[WORK REQUIRED] Print the records below exactly as they appear.

[Excerpt from a dataset]
* Start *

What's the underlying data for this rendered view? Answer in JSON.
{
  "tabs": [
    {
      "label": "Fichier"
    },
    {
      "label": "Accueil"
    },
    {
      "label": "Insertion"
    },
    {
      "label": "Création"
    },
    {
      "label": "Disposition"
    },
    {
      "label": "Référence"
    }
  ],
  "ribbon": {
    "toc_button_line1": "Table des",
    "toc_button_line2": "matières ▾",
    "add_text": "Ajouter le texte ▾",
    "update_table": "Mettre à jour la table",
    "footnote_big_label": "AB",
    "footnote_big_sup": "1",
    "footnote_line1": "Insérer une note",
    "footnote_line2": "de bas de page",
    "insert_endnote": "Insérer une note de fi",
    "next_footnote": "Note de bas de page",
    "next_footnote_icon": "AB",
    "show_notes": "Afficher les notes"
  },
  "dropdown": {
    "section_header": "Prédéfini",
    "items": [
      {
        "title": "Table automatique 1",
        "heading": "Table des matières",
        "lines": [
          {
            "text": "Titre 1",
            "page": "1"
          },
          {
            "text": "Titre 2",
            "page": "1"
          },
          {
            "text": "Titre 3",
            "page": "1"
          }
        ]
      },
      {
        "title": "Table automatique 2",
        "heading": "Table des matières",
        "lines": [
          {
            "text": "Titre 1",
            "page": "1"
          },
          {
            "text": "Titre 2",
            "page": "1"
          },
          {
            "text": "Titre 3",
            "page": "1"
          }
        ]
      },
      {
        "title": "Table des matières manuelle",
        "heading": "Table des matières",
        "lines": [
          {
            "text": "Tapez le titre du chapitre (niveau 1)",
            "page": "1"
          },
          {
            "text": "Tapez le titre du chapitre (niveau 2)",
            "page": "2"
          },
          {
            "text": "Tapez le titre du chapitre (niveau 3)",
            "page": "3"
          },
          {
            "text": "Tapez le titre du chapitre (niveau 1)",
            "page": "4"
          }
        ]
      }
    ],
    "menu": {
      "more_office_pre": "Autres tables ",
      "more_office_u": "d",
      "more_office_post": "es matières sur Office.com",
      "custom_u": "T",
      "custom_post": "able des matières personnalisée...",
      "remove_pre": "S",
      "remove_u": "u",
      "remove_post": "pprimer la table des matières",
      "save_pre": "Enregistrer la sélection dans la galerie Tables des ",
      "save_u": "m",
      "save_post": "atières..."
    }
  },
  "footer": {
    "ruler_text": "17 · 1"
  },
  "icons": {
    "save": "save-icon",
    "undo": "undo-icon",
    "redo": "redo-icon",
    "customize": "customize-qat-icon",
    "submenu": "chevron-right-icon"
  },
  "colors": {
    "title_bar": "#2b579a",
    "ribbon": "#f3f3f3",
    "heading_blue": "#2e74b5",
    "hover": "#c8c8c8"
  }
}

* End *

[REPLY]
What's the underlying data for this rendered view? Answer in JSON.
{
  "tabs": [
    {
      "label": "Fichier"
    },
    {
      "label": "Accueil"
    },
    {
      "label": "Insertion"
    },
    {
      "label": "Création"
    },
    {
      "label": "Disposition"
    },
    {
      "label": "Référence"
    }
  ],
  "ribbon": {
    "toc_button_line1": "Table des",
    "toc_button_line2": "matières ▾",
    "add_text": "Ajouter le texte ▾",
    "update_table": "Mettre à jour la table",
    "footnote_big_label": "AB",
    "footnote_big_sup": "1",
    "footnote_line1": "Insérer une note",
    "footnote_line2": "de bas de page",
    "insert_endnote": "Insérer une note de fi",
    "next_footnote": "Note de bas de page",
    "next_footnote_icon": "AB",
    "show_notes": "Afficher les notes"
  },
  "dropdown": {
    "section_header": "Prédéfini",
    "items": [
      {
        "title": "Table automatique 1",
        "heading": "Table des matières",
        "lines": [
          {
            "text": "Titre 1",
            "page": "1"
          },
          {
            "text": "Titre 2",
            "page": "1"
          },
          {
            "text": "Titre 3",
            "page": "1"
          }
        ]
      },
      {
        "title": "Table automatique 2",
        "heading": "Table des matières",
        "lines": [
          {
            "text": "Titre 1",
            "page": "1"
          },
          {
            "text": "Titre 2",
            "page": "1"
          },
          {
            "text": "Titre 3",
            "page": "1"
          }
        ]
      },
      {
        "title": "Table des matières manuelle",
        "heading": "Table des matières",
        "lines": [
          {
            "text": "Tapez le titre du chapitre (niveau 1)",
            "page": "1"
          },
          {
            "text": "Tapez le titre du chapitre (niveau 2)",
            "page": "2"
          },
          {
            "text": "Tapez le titre du chapitre (niveau 3)",
            "page": "3"
          },
          {
            "text": "Tapez le titre du chapitre (niveau 1)",
            "page": "4"
          }
        ]
      }
    ],
    "menu": {
      "more_office_pre": "Autres tables ",
      "more_office_u": "d",
      "more_office_post": "es matières sur Office.com",
      "custom_u": "T",
      "custom_post": "able des matières personnalisée...",
      "remove_pre": "S",
      "remove_u": "u",
      "remove_post": "pprimer la table des matières",
      "save_pre": "Enregistrer la sélection dans la galerie Tables des ",
      "save_u": "m",
      "save_post": "atières..."
    }
  },
  "footer": {
    "ruler_text": "17 · 1"
  },
  "icons": {
    "save": "save-icon",
    "undo": "undo-icon",
    "redo": "redo-icon",
    "customize": "customize-qat-icon",
    "submenu": "chevron-right-icon"
  },
  "colors": {
    "title_bar": "#2b579a",
    "ribbon": "#f3f3f3",
    "heading_blue": "#2e74b5",
    "hover": "#c8c8c8"
  }
}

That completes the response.